* _Task directions_: All of the material below is to be retyped exactly.

(Items from a data source)
┌──

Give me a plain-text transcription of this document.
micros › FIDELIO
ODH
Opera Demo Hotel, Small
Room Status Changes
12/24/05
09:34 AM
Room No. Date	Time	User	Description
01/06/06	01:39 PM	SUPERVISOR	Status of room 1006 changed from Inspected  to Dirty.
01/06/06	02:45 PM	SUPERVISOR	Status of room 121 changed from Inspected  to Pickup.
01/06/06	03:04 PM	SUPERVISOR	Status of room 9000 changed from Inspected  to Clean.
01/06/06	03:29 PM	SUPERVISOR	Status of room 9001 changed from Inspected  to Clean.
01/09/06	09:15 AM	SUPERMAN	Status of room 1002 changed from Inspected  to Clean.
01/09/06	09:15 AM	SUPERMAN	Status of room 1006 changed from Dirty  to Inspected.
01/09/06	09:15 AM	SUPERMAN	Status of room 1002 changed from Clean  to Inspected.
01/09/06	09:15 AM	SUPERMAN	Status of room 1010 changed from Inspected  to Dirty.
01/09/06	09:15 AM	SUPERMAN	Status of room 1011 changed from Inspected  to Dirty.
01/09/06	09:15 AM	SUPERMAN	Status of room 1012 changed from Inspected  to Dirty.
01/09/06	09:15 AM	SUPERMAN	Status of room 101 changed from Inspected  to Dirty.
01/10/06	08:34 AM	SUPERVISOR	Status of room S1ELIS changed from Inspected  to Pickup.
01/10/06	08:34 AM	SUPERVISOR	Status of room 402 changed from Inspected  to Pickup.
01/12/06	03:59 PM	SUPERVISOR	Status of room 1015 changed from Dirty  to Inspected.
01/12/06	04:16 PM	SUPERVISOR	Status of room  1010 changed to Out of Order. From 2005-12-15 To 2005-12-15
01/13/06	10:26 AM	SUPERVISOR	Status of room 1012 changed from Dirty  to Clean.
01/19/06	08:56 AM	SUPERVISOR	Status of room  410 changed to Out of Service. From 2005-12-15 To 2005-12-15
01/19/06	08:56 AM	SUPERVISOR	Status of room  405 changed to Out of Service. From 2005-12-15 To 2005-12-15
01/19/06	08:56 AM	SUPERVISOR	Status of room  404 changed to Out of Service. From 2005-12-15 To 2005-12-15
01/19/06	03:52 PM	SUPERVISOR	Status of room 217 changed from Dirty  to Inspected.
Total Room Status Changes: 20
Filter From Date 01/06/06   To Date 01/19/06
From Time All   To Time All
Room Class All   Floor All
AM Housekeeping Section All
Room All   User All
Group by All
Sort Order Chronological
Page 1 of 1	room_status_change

└──

* _Response_:
Give me a plain-text transcription of this document.
micros › FIDELIO
ODH
Opera Demo Hotel, Small
Room Status Changes
12/24/05
09:34 AM
Room No. Date	Time	User	Description
01/06/06	01:39 PM	SUPERVISOR	Status of room 1006 changed from Inspected  to Dirty.
01/06/06	02:45 PM	SUPERVISOR	Status of room 121 changed from Inspected  to Pickup.
01/06/06	03:04 PM	SUPERVISOR	Status of room 9000 changed from Inspected  to Clean.
01/06/06	03:29 PM	SUPERVISOR	Status of room 9001 changed from Inspected  to Clean.
01/09/06	09:15 AM	SUPERMAN	Status of room 1002 changed from Inspected  to Clean.
01/09/06	09:15 AM	SUPERMAN	Status of room 1006 changed from Dirty  to Inspected.
01/09/06	09:15 AM	SUPERMAN	Status of room 1002 changed from Clean  to Inspected.
01/09/06	09:15 AM	SUPERMAN	Status of room 1010 changed from Inspected  to Dirty.
01/09/06	09:15 AM	SUPERMAN	Status of room 1011 changed from Inspected  to Dirty.
01/09/06	09:15 AM	SUPERMAN	Status of room 1012 changed from Inspected  to Dirty.
01/09/06	09:15 AM	SUPERMAN	Status of room 101 changed from Inspected  to Dirty.
01/10/06	08:34 AM	SUPERVISOR	Status of room S1ELIS changed from Inspected  to Pickup.
01/10/06	08:34 AM	SUPERVISOR	Status of room 402 changed from Inspected  to Pickup.
01/12/06	03:59 PM	SUPERVISOR	Status of room 1015 changed from Dirty  to Inspected.
01/12/06	04:16 PM	SUPERVISOR	Status of room  1010 changed to Out of Order. From 2005-12-15 To 2005-12-15
01/13/06	10:26 AM	SUPERVISOR	Status of room 1012 changed from Dirty  to Clean.
01/19/06	08:56 AM	SUPERVISOR	Status of room  410 changed to Out of Service. From 2005-12-15 To 2005-12-15
01/19/06	08:56 AM	SUPERVISOR	Status of room  405 changed to Out of Service. From 2005-12-15 To 2005-12-15
01/19/06	08:56 AM	SUPERVISOR	Status of room  404 changed to Out of Service. From 2005-12-15 To 2005-12-15
01/19/06	03:52 PM	SUPERVISOR	Status of room 217 changed from Dirty  to Inspected.
Total Room Status Changes: 20
Filter From Date 01/06/06   To Date 01/19/06
From Time All   To Time All
Room Class All   Floor All
AM Housekeeping Section All
Room All   User All
Group by All
Sort Order Chronological
Page 1 of 1	room_status_change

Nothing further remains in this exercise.